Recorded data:
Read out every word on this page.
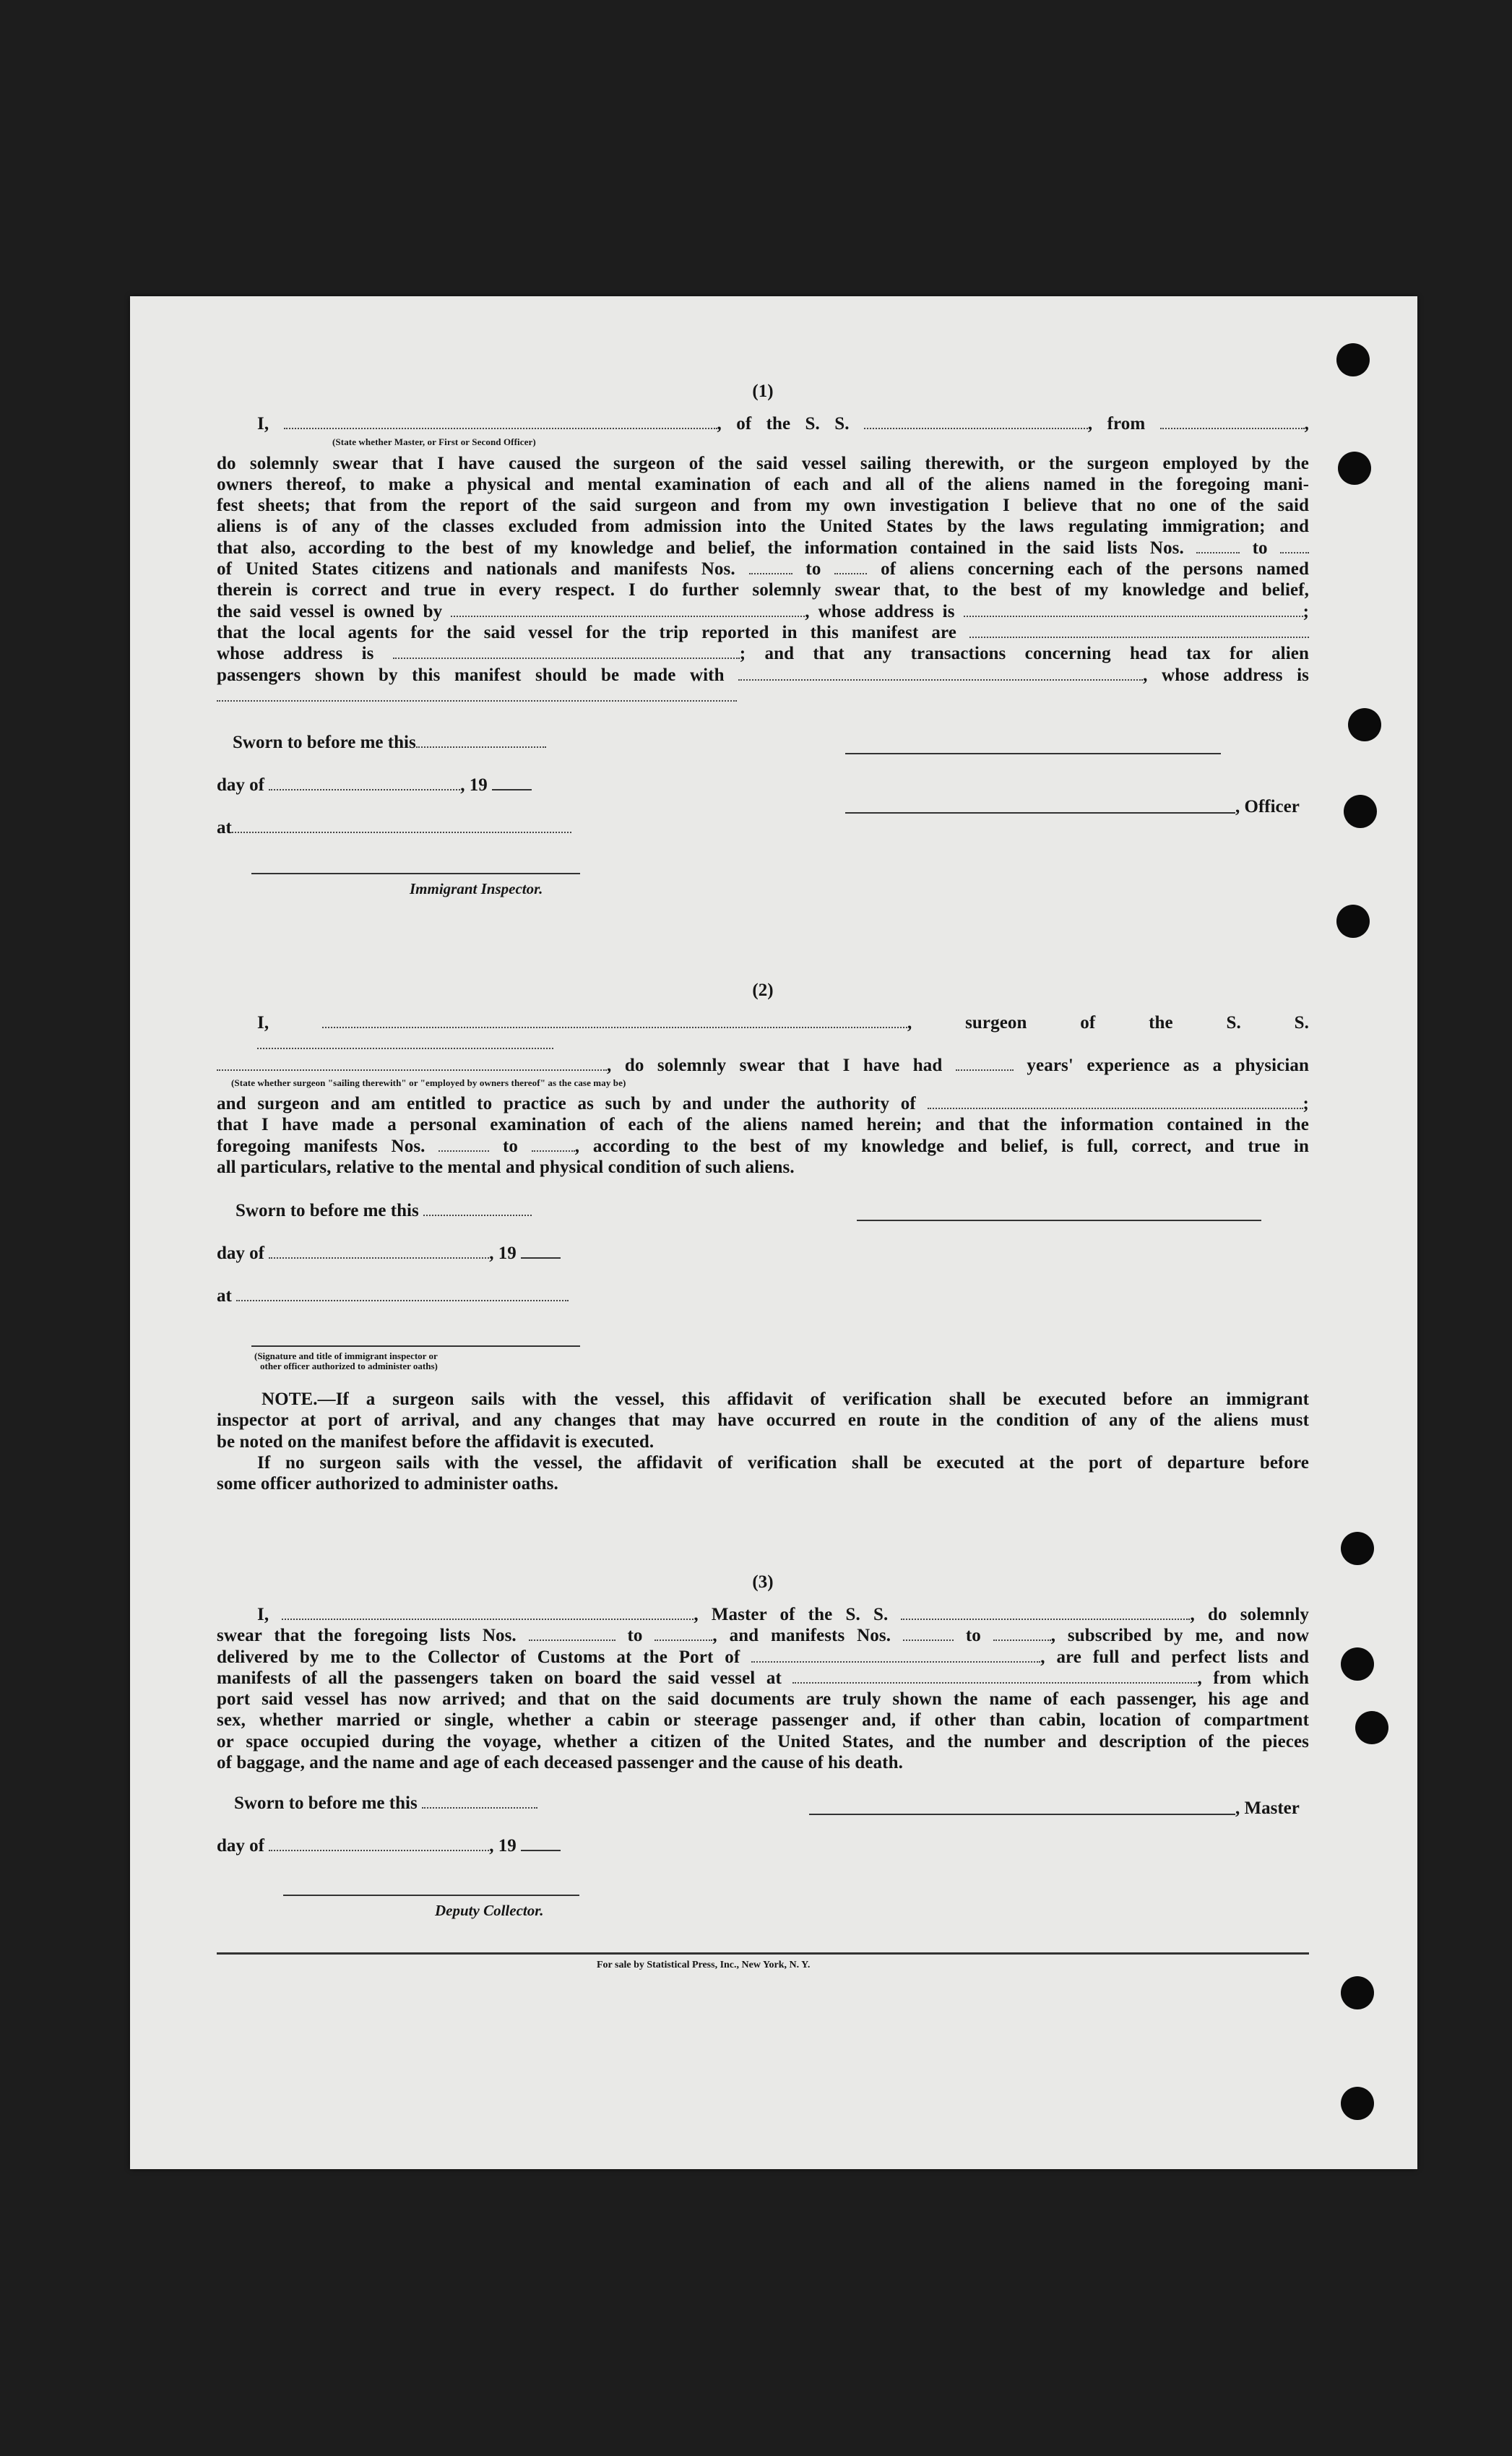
(1)
I,	, of the S. S.	, from	,
(State whether Master, or First or Second Officer)
do solemnly swear that I have caused the surgeon of the said vessel sailing therewith, or the surgeon employed by the
owners thereof, to make a physical and mental examination of each and all of the aliens named in the foregoing mani-
fest sheets; that from the report of the said surgeon and from my own investigation I believe that no one of the said
aliens is of any of the classes excluded from admission into the United States by the laws regulating immigration; and
that also, according to the best of my knowledge and belief, the information contained in the said lists Nos.	to
of United States citizens and nationals and manifests Nos.	to	of aliens concerning each of the persons named
therein is correct and true in every respect. I do further solemnly swear that, to the best of my knowledge and belief,
the said vessel is owned by	, whose address is	;
that the local agents for the said vessel for the trip reported in this manifest are
whose address is	; and that any transactions concerning head tax for alien
passengers shown by this manifest should be made with	, whose address is
Sworn to before me this
day of	, 19
at
Immigrant Inspector.
, Officer
(2)
I,	, surgeon of the S. S.
, do solemnly swear that I have had	years' experience as a physician
(State whether surgeon "sailing therewith" or "employed by owners thereof" as the case may be)
and surgeon and am entitled to practice as such by and under the authority of	;
that I have made a personal examination of each of the aliens named herein; and that the information contained in the
foregoing manifests Nos.	to	, according to the best of my knowledge and belief, is full, correct, and true in
all particulars, relative to the mental and physical condition of such aliens.
Sworn to before me this
day of	, 19
at
(Signature and title of immigrant inspector or
other officer authorized to administer oaths)
NOTE.—If a surgeon sails with the vessel, this affidavit of verification shall be executed before an immigrant
inspector at port of arrival, and any changes that may have occurred en route in the condition of any of the aliens must
be noted on the manifest before the affidavit is executed.
If no surgeon sails with the vessel, the affidavit of verification shall be executed at the port of departure before
some officer authorized to administer oaths.
(3)
I,	, Master of the S. S.	, do solemnly
swear that the foregoing lists Nos.	to	, and manifests Nos.	to	, subscribed by me, and now
delivered by me to the Collector of Customs at the Port of	, are full and perfect lists and
manifests of all the passengers taken on board the said vessel at	, from which
port said vessel has now arrived; and that on the said documents are truly shown the name of each passenger, his age and
sex, whether married or single, whether a cabin or steerage passenger and, if other than cabin, location of compartment
or space occupied during the voyage, whether a citizen of the United States, and the number and description of the pieces
of baggage, and the name and age of each deceased passenger and the cause of his death.
Sworn to before me this
day of	, 19
, Master
Deputy Collector.
For sale by Statistical Press, Inc., New York, N. Y.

● WHAT NEEDS TO BE DONE: Copy every line above that holds the word "therewith".

● OUTPUT:
do solemnly swear that I have caused the surgeon of the said vessel sailing therewith, or the surgeon employed by the
(State whether surgeon "sailing therewith" or "employed by owners thereof" as the case may be)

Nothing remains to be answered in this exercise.